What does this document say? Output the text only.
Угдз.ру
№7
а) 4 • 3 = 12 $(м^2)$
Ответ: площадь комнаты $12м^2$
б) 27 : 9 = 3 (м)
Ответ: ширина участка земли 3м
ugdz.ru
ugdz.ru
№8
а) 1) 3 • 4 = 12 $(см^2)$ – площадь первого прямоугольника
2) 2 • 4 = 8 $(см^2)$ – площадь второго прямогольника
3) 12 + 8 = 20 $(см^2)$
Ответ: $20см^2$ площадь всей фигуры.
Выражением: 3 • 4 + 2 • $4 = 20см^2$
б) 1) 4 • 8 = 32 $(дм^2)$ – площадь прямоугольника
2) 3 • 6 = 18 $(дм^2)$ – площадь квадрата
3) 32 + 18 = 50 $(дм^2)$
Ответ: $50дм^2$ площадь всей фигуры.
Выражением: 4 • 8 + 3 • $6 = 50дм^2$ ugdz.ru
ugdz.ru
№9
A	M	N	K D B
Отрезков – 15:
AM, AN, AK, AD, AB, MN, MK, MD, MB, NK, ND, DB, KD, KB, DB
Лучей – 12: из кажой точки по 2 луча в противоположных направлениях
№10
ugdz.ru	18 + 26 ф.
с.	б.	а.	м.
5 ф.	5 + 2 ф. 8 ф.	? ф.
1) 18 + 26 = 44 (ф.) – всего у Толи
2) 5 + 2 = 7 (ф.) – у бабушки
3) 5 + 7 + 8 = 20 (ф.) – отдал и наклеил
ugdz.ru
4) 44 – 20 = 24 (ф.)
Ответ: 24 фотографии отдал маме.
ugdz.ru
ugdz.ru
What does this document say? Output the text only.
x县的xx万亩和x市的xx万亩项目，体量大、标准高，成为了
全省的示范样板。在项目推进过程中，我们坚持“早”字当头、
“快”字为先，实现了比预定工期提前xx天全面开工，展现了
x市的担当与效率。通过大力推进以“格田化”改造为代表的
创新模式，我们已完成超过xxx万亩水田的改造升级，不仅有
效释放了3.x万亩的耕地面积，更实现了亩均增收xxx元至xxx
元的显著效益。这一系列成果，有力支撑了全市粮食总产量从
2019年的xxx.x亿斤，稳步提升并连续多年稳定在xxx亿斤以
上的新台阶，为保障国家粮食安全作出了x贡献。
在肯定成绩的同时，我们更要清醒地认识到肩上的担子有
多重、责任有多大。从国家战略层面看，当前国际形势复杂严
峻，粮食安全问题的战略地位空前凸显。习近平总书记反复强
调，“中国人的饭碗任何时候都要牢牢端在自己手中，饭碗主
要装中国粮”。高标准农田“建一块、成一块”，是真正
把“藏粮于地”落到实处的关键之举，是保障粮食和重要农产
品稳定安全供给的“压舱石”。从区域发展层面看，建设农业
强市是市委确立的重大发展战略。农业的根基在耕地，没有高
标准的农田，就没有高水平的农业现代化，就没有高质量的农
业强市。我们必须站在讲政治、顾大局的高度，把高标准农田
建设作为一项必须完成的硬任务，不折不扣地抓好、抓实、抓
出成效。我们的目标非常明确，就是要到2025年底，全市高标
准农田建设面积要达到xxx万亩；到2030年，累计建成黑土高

## TASK INSTRUCTIONS
Every entry should be output exactly as written, please.

## SOLUTION FOR THIS TASK
What does this document say? Output the text only.
Угдз.ру
№7
а) 4 • 3 = 12 $(м^2)$
Ответ: площадь комнаты $12м^2$
б) 27 : 9 = 3 (м)
Ответ: ширина участка земли 3м
ugdz.ru
ugdz.ru
№8
а) 1) 3 • 4 = 12 $(см^2)$ – площадь первого прямоугольника
2) 2 • 4 = 8 $(см^2)$ – площадь второго прямогольника
3) 12 + 8 = 20 $(см^2)$
Ответ: $20см^2$ площадь всей фигуры.
Выражением: 3 • 4 + 2 • $4 = 20см^2$
б) 1) 4 • 8 = 32 $(дм^2)$ – площадь прямоугольника
2) 3 • 6 = 18 $(дм^2)$ – площадь квадрата
3) 32 + 18 = 50 $(дм^2)$
Ответ: $50дм^2$ площадь всей фигуры.
Выражением: 4 • 8 + 3 • $6 = 50дм^2$ ugdz.ru
ugdz.ru
№9
A	M	N	K D B
Отрезков – 15:
AM, AN, AK, AD, AB, MN, MK, MD, MB, NK, ND, DB, KD, KB, DB
Лучей – 12: из кажой точки по 2 луча в противоположных направлениях
№10
ugdz.ru	18 + 26 ф.
с.	б.	а.	м.
5 ф.	5 + 2 ф. 8 ф.	? ф.
1) 18 + 26 = 44 (ф.) – всего у Толи
2) 5 + 2 = 7 (ф.) – у бабушки
3) 5 + 7 + 8 = 20 (ф.) – отдал и наклеил
ugdz.ru
4) 44 – 20 = 24 (ф.)
Ответ: 24 фотографии отдал маме.
ugdz.ru
ugdz.ru
What does this document say? Output the text only.
x县的xx万亩和x市的xx万亩项目，体量大、标准高，成为了
全省的示范样板。在项目推进过程中，我们坚持“早”字当头、
“快”字为先，实现了比预定工期提前xx天全面开工，展现了
x市的担当与效率。通过大力推进以“格田化”改造为代表的
创新模式，我们已完成超过xxx万亩水田的改造升级，不仅有
效释放了3.x万亩的耕地面积，更实现了亩均增收xxx元至xxx
元的显著效益。这一系列成果，有力支撑了全市粮食总产量从
2019年的xxx.x亿斤，稳步提升并连续多年稳定在xxx亿斤以
上的新台阶，为保障国家粮食安全作出了x贡献。
在肯定成绩的同时，我们更要清醒地认识到肩上的担子有
多重、责任有多大。从国家战略层面看，当前国际形势复杂严
峻，粮食安全问题的战略地位空前凸显。习近平总书记反复强
调，“中国人的饭碗任何时候都要牢牢端在自己手中，饭碗主
要装中国粮”。高标准农田“建一块、成一块”，是真正
把“藏粮于地”落到实处的关键之举，是保障粮食和重要农产
品稳定安全供给的“压舱石”。从区域发展层面看，建设农业
强市是市委确立的重大发展战略。农业的根基在耕地，没有高
标准的农田，就没有高水平的农业现代化，就没有高质量的农
业强市。我们必须站在讲政治、顾大局的高度，把高标准农田
建设作为一项必须完成的硬任务，不折不扣地抓好、抓实、抓
出成效。我们的目标非常明确，就是要到2025年底，全市高标
准农田建设面积要达到xxx万亩；到2030年，累计建成黑土高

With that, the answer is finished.